>> START Material for the task
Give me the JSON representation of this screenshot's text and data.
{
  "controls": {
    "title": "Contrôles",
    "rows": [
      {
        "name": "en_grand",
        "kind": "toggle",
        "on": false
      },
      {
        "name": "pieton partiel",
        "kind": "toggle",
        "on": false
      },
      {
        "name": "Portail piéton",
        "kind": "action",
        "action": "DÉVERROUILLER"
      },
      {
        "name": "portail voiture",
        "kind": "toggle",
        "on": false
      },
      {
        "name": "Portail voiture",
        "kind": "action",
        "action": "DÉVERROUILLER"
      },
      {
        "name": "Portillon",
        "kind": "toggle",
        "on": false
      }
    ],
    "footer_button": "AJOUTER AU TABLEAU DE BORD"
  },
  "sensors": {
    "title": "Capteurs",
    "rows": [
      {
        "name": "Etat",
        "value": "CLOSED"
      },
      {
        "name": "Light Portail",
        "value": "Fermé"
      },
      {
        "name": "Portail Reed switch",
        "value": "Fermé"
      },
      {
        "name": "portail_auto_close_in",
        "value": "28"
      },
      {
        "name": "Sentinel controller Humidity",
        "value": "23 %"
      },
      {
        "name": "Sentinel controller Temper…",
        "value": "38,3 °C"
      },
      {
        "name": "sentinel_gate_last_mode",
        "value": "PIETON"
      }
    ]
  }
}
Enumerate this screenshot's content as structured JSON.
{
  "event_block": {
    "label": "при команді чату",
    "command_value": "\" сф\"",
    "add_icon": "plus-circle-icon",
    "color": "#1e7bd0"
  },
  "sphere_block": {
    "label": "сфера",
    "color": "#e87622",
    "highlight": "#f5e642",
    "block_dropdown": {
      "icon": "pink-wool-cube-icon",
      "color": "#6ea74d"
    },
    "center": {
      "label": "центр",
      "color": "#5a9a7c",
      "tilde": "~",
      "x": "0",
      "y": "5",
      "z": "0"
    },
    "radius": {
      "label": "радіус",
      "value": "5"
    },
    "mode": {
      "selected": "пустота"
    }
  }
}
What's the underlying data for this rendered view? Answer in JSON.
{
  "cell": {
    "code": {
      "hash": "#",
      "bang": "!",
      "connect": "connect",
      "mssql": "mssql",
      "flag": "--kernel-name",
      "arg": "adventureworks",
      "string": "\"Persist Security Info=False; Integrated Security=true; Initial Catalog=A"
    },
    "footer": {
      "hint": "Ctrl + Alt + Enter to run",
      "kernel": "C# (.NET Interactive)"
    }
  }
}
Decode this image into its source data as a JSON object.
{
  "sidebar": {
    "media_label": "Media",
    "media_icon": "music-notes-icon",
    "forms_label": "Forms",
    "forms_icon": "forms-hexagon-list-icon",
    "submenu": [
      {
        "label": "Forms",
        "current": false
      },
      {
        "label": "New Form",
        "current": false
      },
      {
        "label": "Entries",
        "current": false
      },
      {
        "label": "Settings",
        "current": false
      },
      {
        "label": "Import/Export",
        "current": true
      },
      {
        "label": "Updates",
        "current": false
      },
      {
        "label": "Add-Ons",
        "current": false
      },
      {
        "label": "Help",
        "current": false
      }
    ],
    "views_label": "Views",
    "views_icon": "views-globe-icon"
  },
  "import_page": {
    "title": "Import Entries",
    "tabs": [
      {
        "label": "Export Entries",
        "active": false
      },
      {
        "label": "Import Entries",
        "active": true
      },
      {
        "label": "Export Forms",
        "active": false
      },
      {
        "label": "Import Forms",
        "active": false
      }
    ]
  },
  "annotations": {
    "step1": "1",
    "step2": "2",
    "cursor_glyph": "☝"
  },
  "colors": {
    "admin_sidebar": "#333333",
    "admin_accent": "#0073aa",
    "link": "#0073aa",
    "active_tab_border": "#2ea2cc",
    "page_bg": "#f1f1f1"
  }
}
>> END Material for the task
### Written exercise:
The records above should be duplicated in full, exactly as given.

### Output below:
Give me the JSON representation of this screenshot's text and data.
{
  "controls": {
    "title": "Contrôles",
    "rows": [
      {
        "name": "en_grand",
        "kind": "toggle",
        "on": false
      },
      {
        "name": "pieton partiel",
        "kind": "toggle",
        "on": false
      },
      {
        "name": "Portail piéton",
        "kind": "action",
        "action": "DÉVERROUILLER"
      },
      {
        "name": "portail voiture",
        "kind": "toggle",
        "on": false
      },
      {
        "name": "Portail voiture",
        "kind": "action",
        "action": "DÉVERROUILLER"
      },
      {
        "name": "Portillon",
        "kind": "toggle",
        "on": false
      }
    ],
    "footer_button": "AJOUTER AU TABLEAU DE BORD"
  },
  "sensors": {
    "title": "Capteurs",
    "rows": [
      {
        "name": "Etat",
        "value": "CLOSED"
      },
      {
        "name": "Light Portail",
        "value": "Fermé"
      },
      {
        "name": "Portail Reed switch",
        "value": "Fermé"
      },
      {
        "name": "portail_auto_close_in",
        "value": "28"
      },
      {
        "name": "Sentinel controller Humidity",
        "value": "23 %"
      },
      {
        "name": "Sentinel controller Temper…",
        "value": "38,3 °C"
      },
      {
        "name": "sentinel_gate_last_mode",
        "value": "PIETON"
      }
    ]
  }
}
Enumerate this screenshot's content as structured JSON.
{
  "event_block": {
    "label": "при команді чату",
    "command_value": "\" сф\"",
    "add_icon": "plus-circle-icon",
    "color": "#1e7bd0"
  },
  "sphere_block": {
    "label": "сфера",
    "color": "#e87622",
    "highlight": "#f5e642",
    "block_dropdown": {
      "icon": "pink-wool-cube-icon",
      "color": "#6ea74d"
    },
    "center": {
      "label": "центр",
      "color": "#5a9a7c",
      "tilde": "~",
      "x": "0",
      "y": "5",
      "z": "0"
    },
    "radius": {
      "label": "радіус",
      "value": "5"
    },
    "mode": {
      "selected": "пустота"
    }
  }
}
What's the underlying data for this rendered view? Answer in JSON.
{
  "cell": {
    "code": {
      "hash": "#",
      "bang": "!",
      "connect": "connect",
      "mssql": "mssql",
      "flag": "--kernel-name",
      "arg": "adventureworks",
      "string": "\"Persist Security Info=False; Integrated Security=true; Initial Catalog=A"
    },
    "footer": {
      "hint": "Ctrl + Alt + Enter to run",
      "kernel": "C# (.NET Interactive)"
    }
  }
}
Decode this image into its source data as a JSON object.
{
  "sidebar": {
    "media_label": "Media",
    "media_icon": "music-notes-icon",
    "forms_label": "Forms",
    "forms_icon": "forms-hexagon-list-icon",
    "submenu": [
      {
        "label": "Forms",
        "current": false
      },
      {
        "label": "New Form",
        "current": false
      },
      {
        "label": "Entries",
        "current": false
      },
      {
        "label": "Settings",
        "current": false
      },
      {
        "label": "Import/Export",
        "current": true
      },
      {
        "label": "Updates",
        "current": false
      },
      {
        "label": "Add-Ons",
        "current": false
      },
      {
        "label": "Help",
        "current": false
      }
    ],
    "views_label": "Views",
    "views_icon": "views-globe-icon"
  },
  "import_page": {
    "title": "Import Entries",
    "tabs": [
      {
        "label": "Export Entries",
        "active": false
      },
      {
        "label": "Import Entries",
        "active": true
      },
      {
        "label": "Export Forms",
        "active": false
      },
      {
        "label": "Import Forms",
        "active": false
      }
    ]
  },
  "annotations": {
    "step1": "1",
    "step2": "2",
    "cursor_glyph": "☝"
  },
  "colors": {
    "admin_sidebar": "#333333",
    "admin_accent": "#0073aa",
    "link": "#0073aa",
    "active_tab_border": "#2ea2cc",
    "page_bg": "#f1f1f1"
  }
}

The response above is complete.